## Start MATERIAL

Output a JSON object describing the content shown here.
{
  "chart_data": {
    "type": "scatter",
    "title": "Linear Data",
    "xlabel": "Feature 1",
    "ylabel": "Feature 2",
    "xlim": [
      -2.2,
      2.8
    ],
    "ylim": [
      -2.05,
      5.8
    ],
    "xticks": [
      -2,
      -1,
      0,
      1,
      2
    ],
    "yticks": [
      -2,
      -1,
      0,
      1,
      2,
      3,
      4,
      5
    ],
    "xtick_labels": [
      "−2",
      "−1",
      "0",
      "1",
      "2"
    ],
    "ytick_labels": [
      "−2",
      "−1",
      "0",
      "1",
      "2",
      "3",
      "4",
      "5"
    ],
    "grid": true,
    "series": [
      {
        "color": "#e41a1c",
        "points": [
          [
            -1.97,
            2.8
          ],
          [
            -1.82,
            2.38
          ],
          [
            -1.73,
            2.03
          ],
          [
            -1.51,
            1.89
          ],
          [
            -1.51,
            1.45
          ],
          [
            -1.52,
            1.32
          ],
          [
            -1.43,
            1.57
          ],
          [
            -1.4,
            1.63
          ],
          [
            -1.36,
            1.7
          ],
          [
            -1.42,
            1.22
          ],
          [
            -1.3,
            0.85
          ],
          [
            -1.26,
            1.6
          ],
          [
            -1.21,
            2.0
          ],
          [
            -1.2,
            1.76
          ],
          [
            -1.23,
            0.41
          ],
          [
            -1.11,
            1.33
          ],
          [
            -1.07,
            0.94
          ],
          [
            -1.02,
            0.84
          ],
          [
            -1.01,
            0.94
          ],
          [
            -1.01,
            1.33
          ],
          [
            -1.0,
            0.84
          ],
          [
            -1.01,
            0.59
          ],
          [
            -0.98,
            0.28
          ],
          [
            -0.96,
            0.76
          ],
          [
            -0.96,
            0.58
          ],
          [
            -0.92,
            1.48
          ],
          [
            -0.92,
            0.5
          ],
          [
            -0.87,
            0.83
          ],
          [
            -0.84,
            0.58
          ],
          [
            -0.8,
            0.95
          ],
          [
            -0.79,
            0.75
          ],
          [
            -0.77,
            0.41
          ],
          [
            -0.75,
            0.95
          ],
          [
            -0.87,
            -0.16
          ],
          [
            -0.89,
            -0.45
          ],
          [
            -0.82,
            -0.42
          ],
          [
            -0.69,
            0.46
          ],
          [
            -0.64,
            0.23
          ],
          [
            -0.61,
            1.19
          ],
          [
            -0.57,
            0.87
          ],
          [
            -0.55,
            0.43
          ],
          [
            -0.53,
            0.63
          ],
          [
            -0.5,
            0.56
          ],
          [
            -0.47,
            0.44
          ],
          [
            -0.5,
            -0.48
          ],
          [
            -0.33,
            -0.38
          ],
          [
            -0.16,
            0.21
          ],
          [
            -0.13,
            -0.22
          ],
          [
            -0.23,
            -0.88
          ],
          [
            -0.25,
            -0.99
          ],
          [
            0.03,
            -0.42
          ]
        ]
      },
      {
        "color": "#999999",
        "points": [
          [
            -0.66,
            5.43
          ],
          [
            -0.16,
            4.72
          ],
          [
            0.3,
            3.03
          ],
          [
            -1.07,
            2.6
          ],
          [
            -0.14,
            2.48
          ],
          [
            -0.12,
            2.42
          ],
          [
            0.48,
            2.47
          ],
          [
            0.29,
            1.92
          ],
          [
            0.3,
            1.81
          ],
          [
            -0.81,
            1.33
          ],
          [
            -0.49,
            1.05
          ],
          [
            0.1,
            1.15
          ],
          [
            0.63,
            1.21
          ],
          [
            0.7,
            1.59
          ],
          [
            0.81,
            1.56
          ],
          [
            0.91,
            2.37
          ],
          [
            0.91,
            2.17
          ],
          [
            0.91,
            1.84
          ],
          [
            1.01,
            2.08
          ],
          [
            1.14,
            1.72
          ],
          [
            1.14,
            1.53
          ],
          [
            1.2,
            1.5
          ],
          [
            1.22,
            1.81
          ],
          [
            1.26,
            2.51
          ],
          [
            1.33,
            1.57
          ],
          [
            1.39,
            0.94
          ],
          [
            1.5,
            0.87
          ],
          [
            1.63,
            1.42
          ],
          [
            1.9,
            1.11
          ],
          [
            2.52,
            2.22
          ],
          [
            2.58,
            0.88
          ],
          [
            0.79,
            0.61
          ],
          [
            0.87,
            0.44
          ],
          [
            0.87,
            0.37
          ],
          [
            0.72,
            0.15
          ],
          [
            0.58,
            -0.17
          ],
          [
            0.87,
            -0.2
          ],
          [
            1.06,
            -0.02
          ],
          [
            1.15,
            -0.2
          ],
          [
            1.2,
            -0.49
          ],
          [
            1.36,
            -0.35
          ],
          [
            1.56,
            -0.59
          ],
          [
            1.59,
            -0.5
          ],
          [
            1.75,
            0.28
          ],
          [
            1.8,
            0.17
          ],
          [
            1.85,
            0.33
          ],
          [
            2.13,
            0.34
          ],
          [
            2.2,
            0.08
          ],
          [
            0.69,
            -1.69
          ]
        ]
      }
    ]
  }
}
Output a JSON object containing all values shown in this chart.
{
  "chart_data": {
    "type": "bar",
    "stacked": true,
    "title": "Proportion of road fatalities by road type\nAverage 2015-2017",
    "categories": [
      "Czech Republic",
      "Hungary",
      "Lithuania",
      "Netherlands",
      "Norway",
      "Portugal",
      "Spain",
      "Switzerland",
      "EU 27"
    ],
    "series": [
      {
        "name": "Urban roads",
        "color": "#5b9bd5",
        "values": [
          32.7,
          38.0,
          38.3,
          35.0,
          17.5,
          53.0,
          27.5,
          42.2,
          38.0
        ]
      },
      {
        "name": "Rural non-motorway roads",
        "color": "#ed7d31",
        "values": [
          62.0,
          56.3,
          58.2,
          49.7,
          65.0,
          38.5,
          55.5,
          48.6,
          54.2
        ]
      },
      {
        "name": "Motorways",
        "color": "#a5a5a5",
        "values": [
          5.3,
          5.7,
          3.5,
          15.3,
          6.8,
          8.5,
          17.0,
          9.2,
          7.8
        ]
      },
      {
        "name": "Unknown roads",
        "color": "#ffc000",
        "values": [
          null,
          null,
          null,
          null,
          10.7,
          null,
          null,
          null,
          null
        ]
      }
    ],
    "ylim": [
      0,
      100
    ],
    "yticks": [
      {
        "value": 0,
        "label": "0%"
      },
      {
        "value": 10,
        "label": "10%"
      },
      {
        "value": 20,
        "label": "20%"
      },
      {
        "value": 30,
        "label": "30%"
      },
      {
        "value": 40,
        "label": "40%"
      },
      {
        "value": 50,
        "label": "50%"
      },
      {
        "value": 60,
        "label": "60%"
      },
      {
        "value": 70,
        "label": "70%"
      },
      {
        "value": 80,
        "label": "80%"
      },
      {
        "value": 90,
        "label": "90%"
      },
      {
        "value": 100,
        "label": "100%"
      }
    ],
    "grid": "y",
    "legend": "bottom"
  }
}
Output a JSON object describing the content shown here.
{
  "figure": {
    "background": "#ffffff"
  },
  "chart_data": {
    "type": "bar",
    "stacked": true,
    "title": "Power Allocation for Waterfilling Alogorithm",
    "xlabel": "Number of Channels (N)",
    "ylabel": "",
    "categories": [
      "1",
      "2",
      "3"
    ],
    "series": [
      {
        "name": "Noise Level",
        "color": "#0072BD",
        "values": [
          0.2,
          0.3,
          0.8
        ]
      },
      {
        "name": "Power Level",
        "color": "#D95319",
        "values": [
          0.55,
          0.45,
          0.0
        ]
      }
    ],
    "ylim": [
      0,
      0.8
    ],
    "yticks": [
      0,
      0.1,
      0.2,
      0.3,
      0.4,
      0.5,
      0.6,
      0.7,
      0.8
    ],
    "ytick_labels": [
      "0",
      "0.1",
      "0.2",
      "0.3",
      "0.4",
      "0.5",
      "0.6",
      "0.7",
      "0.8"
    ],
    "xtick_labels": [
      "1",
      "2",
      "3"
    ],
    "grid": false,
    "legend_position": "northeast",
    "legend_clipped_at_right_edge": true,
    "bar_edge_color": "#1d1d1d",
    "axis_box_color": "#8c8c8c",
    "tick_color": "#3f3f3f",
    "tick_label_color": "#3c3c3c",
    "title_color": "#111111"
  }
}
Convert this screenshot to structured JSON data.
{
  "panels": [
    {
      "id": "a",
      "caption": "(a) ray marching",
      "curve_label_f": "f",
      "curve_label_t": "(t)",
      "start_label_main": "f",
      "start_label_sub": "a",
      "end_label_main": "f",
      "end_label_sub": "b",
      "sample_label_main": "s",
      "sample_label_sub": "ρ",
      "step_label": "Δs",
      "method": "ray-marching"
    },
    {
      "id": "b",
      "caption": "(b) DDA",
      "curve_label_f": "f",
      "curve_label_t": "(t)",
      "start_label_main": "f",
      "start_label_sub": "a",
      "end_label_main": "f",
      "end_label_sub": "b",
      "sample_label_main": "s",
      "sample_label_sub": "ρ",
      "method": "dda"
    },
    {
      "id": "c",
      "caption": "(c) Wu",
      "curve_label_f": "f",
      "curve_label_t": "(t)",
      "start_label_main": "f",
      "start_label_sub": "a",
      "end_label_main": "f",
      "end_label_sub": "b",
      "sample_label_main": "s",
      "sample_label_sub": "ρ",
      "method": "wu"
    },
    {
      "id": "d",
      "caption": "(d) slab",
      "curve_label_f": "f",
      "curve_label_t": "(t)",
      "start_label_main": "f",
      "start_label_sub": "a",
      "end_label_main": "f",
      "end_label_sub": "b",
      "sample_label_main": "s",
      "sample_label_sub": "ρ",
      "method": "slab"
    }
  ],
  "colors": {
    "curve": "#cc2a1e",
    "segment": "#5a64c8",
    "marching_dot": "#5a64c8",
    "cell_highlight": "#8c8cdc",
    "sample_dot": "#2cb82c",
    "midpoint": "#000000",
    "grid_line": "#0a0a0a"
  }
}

## End MATERIAL

EXERCISE DETAILS ::
Where a line of the material above holds the string "JSON", copy that line.

THE OUTPUT ::
Output a JSON object describing the content shown here.
Output a JSON object containing all values shown in this chart.
Output a JSON object describing the content shown here.
Convert this screenshot to structured JSON data.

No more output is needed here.